Exact repetition of every entry is required.

◇ ◇ ◇ ◇ ◇

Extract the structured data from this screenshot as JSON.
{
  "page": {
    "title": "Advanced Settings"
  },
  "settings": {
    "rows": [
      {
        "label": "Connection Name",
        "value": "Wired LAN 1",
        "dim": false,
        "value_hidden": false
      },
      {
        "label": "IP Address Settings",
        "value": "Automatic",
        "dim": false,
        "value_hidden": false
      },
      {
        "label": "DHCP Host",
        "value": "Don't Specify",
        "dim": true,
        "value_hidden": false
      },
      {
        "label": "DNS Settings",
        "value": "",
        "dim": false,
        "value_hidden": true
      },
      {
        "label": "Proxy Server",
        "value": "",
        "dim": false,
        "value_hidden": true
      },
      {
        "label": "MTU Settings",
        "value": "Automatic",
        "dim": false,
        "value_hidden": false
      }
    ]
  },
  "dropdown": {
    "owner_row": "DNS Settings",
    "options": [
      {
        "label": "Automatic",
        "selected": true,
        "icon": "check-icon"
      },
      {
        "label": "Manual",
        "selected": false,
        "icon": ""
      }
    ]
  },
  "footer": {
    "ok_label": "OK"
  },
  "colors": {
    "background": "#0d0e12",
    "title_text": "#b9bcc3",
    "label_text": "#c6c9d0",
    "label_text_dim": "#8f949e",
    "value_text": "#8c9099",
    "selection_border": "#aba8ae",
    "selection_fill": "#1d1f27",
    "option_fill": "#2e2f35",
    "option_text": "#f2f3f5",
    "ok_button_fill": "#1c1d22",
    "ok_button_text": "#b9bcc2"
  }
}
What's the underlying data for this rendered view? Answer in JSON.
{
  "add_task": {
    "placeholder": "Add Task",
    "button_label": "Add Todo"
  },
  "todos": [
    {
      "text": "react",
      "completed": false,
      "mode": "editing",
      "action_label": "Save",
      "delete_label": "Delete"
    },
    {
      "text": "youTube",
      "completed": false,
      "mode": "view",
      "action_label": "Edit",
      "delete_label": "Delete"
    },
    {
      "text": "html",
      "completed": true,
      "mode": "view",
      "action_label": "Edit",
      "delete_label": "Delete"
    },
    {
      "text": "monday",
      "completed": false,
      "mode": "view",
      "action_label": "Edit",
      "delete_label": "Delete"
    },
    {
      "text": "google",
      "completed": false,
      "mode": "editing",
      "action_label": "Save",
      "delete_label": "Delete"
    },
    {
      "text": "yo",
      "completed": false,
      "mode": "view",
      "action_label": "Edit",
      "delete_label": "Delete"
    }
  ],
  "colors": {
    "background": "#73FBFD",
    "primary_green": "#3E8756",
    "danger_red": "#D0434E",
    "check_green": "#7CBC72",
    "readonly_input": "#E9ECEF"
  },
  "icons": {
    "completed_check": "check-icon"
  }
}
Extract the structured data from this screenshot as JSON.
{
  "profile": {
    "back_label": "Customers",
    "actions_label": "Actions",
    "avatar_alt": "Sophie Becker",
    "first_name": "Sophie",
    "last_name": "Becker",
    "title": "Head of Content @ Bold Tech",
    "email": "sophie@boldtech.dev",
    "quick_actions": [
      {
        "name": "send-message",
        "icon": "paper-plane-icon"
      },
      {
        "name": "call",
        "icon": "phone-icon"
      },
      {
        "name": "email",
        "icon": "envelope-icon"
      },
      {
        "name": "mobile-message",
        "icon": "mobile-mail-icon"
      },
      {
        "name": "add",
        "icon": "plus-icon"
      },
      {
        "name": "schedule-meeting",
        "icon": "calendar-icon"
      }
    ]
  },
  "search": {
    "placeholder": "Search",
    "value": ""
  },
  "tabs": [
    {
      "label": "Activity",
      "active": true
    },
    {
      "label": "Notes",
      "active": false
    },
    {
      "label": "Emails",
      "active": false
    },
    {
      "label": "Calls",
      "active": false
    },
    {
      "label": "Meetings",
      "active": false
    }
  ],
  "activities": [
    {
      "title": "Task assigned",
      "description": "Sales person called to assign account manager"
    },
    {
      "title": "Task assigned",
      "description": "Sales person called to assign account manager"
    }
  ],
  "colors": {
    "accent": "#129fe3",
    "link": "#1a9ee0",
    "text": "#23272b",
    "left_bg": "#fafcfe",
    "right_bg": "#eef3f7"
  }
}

◇ ◇ ◇ ◇ ◇

**SOLUTION TO THE PROBLEM:**
Extract the structured data from this screenshot as JSON.
{
  "page": {
    "title": "Advanced Settings"
  },
  "settings": {
    "rows": [
      {
        "label": "Connection Name",
        "value": "Wired LAN 1",
        "dim": false,
        "value_hidden": false
      },
      {
        "label": "IP Address Settings",
        "value": "Automatic",
        "dim": false,
        "value_hidden": false
      },
      {
        "label": "DHCP Host",
        "value": "Don't Specify",
        "dim": true,
        "value_hidden": false
      },
      {
        "label": "DNS Settings",
        "value": "",
        "dim": false,
        "value_hidden": true
      },
      {
        "label": "Proxy Server",
        "value": "",
        "dim": false,
        "value_hidden": true
      },
      {
        "label": "MTU Settings",
        "value": "Automatic",
        "dim": false,
        "value_hidden": false
      }
    ]
  },
  "dropdown": {
    "owner_row": "DNS Settings",
    "options": [
      {
        "label": "Automatic",
        "selected": true,
        "icon": "check-icon"
      },
      {
        "label": "Manual",
        "selected": false,
        "icon": ""
      }
    ]
  },
  "footer": {
    "ok_label": "OK"
  },
  "colors": {
    "background": "#0d0e12",
    "title_text": "#b9bcc3",
    "label_text": "#c6c9d0",
    "label_text_dim": "#8f949e",
    "value_text": "#8c9099",
    "selection_border": "#aba8ae",
    "selection_fill": "#1d1f27",
    "option_fill": "#2e2f35",
    "option_text": "#f2f3f5",
    "ok_button_fill": "#1c1d22",
    "ok_button_text": "#b9bcc2"
  }
}
What's the underlying data for this rendered view? Answer in JSON.
{
  "add_task": {
    "placeholder": "Add Task",
    "button_label": "Add Todo"
  },
  "todos": [
    {
      "text": "react",
      "completed": false,
      "mode": "editing",
      "action_label": "Save",
      "delete_label": "Delete"
    },
    {
      "text": "youTube",
      "completed": false,
      "mode": "view",
      "action_label": "Edit",
      "delete_label": "Delete"
    },
    {
      "text": "html",
      "completed": true,
      "mode": "view",
      "action_label": "Edit",
      "delete_label": "Delete"
    },
    {
      "text": "monday",
      "completed": false,
      "mode": "view",
      "action_label": "Edit",
      "delete_label": "Delete"
    },
    {
      "text": "google",
      "completed": false,
      "mode": "editing",
      "action_label": "Save",
      "delete_label": "Delete"
    },
    {
      "text": "yo",
      "completed": false,
      "mode": "view",
      "action_label": "Edit",
      "delete_label": "Delete"
    }
  ],
  "colors": {
    "background": "#73FBFD",
    "primary_green": "#3E8756",
    "danger_red": "#D0434E",
    "check_green": "#7CBC72",
    "readonly_input": "#E9ECEF"
  },
  "icons": {
    "completed_check": "check-icon"
  }
}
Extract the structured data from this screenshot as JSON.
{
  "profile": {
    "back_label": "Customers",
    "actions_label": "Actions",
    "avatar_alt": "Sophie Becker",
    "first_name": "Sophie",
    "last_name": "Becker",
    "title": "Head of Content @ Bold Tech",
    "email": "sophie@boldtech.dev",
    "quick_actions": [
      {
        "name": "send-message",
        "icon": "paper-plane-icon"
      },
      {
        "name": "call",
        "icon": "phone-icon"
      },
      {
        "name": "email",
        "icon": "envelope-icon"
      },
      {
        "name": "mobile-message",
        "icon": "mobile-mail-icon"
      },
      {
        "name": "add",
        "icon": "plus-icon"
      },
      {
        "name": "schedule-meeting",
        "icon": "calendar-icon"
      }
    ]
  },
  "search": {
    "placeholder": "Search",
    "value": ""
  },
  "tabs": [
    {
      "label": "Activity",
      "active": true
    },
    {
      "label": "Notes",
      "active": false
    },
    {
      "label": "Emails",
      "active": false
    },
    {
      "label": "Calls",
      "active": false
    },
    {
      "label": "Meetings",
      "active": false
    }
  ],
  "activities": [
    {
      "title": "Task assigned",
      "description": "Sales person called to assign account manager"
    },
    {
      "title": "Task assigned",
      "description": "Sales person called to assign account manager"
    }
  ],
  "colors": {
    "accent": "#129fe3",
    "link": "#1a9ee0",
    "text": "#23272b",
    "left_bg": "#fafcfe",
    "right_bg": "#eef3f7"
  }
}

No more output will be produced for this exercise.